Data records:
● ● ● ● ● ● ●

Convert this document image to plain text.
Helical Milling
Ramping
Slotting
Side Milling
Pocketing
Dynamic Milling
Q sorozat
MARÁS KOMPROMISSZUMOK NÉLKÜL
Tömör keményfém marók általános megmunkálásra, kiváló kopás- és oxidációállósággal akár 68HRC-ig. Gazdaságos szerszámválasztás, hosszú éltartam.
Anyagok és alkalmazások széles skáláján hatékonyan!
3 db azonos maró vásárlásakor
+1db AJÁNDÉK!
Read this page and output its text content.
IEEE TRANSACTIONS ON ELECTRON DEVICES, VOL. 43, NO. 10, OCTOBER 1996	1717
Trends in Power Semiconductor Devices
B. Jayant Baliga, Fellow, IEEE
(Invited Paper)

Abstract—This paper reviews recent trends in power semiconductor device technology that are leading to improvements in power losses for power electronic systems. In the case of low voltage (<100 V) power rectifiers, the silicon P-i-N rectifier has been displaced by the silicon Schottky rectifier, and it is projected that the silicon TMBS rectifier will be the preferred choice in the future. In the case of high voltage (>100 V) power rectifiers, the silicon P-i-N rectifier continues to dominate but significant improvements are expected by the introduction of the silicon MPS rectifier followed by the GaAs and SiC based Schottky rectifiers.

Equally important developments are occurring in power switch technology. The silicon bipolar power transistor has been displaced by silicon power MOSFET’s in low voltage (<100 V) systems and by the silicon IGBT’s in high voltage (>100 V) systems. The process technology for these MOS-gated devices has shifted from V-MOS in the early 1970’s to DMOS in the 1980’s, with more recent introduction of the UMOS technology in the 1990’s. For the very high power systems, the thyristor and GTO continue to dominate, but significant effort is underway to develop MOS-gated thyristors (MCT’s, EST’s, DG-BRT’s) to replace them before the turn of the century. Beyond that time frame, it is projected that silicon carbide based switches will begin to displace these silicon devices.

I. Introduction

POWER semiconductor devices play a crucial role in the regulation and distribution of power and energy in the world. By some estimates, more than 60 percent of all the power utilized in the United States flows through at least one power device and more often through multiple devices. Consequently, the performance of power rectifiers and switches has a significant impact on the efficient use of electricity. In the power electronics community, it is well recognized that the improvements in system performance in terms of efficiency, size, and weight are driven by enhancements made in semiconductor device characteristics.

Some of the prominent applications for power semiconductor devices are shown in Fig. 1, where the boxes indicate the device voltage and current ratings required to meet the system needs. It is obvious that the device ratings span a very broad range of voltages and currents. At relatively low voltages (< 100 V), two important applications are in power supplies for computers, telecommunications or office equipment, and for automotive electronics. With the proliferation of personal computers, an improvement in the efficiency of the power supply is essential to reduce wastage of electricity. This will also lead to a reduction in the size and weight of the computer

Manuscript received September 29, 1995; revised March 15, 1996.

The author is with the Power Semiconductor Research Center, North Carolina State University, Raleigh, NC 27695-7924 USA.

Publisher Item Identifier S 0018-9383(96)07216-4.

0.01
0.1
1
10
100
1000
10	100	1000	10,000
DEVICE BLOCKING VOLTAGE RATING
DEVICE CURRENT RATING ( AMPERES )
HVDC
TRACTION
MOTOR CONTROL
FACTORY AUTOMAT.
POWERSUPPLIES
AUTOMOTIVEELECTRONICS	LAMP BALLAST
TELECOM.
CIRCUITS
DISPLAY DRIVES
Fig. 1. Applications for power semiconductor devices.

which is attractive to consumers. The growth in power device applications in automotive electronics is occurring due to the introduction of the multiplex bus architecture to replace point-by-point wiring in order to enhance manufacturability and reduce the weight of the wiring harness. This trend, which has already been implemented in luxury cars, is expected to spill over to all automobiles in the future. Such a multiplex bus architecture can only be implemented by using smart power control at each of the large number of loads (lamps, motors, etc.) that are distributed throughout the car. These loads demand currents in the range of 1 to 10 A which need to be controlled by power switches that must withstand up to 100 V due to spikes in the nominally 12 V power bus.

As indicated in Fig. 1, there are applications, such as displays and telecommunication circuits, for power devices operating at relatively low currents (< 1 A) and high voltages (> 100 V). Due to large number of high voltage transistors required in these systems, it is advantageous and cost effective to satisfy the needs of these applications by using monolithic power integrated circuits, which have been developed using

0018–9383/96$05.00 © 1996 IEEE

● ● ● ● ● ● ●

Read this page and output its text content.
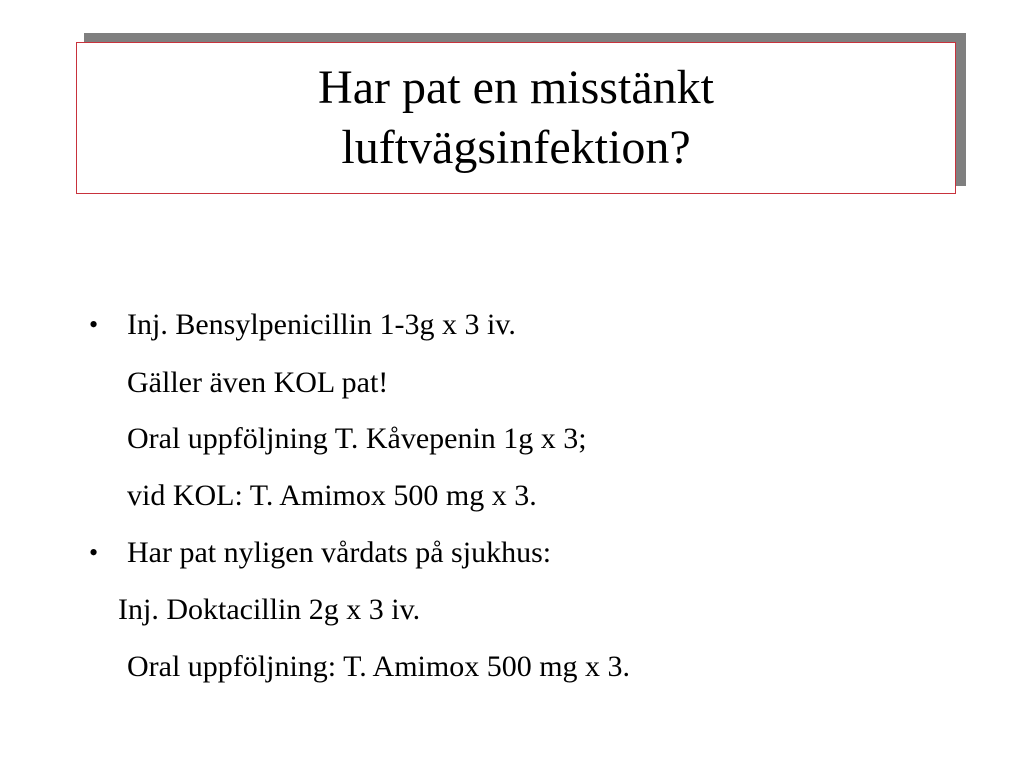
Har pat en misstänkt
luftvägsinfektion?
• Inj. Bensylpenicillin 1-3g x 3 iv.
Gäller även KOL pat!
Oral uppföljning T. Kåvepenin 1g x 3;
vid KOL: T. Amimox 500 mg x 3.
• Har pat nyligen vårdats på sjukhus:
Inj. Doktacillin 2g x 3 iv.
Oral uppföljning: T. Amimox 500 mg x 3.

● ● ● ● ● ● ●

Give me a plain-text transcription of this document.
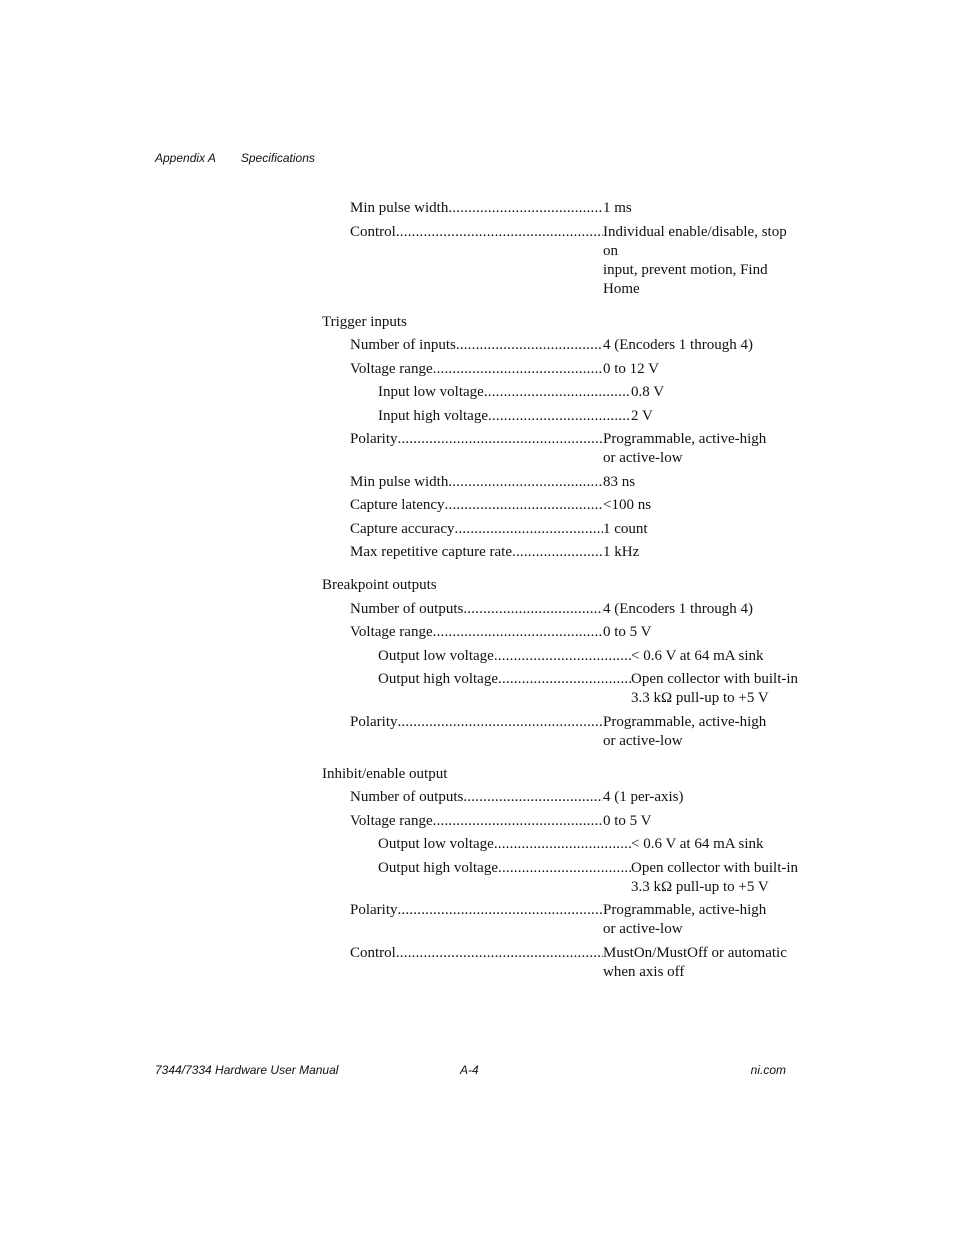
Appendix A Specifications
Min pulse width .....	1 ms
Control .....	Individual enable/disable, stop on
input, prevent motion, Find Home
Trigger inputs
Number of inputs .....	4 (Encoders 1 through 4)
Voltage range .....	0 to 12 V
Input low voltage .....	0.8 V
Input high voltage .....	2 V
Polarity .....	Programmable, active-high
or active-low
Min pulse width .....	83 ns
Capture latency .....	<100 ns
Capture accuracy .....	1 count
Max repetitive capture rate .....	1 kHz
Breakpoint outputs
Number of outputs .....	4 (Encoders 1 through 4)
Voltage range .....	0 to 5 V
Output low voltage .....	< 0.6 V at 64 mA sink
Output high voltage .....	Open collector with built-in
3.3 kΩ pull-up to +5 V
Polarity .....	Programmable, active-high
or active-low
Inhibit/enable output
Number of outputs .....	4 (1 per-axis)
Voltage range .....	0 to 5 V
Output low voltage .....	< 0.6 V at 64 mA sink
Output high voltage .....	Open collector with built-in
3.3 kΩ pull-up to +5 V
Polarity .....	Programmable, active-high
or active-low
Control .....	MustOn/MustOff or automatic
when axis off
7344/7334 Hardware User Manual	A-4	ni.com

● ● ● ● ● ● ●

◆ PROBLEM TO SOLVE
Find the lines that include the string "rectifiers", then copy each of them.

◆ ANSWER TO THIS EXERCISE
Abstract—This paper reviews recent trends in power semiconductor device technology that are leading to improvements in power losses for power electronic systems. In the case of low voltage (<100 V) power rectifiers, the silicon P-i-N rectifier has been displaced by the silicon Schottky rectifier, and it is projected that the silicon TMBS rectifier will be the preferred choice in the future. In the case of high voltage (>100 V) power rectifiers, the silicon P-i-N rectifier continues to dominate but significant improvements are expected by the introduction of the silicon MPS rectifier followed by the GaAs and SiC based Schottky rectifiers.
POWER semiconductor devices play a crucial role in the regulation and distribution of power and energy in the world. By some estimates, more than 60 percent of all the power utilized in the United States flows through at least one power device and more often through multiple devices. Consequently, the performance of power rectifiers and switches has a significant impact on the efficient use of electricity. In the power electronics community, it is well recognized that the improvements in system performance in terms of efficiency, size, and weight are driven by enhancements made in semiconductor device characteristics.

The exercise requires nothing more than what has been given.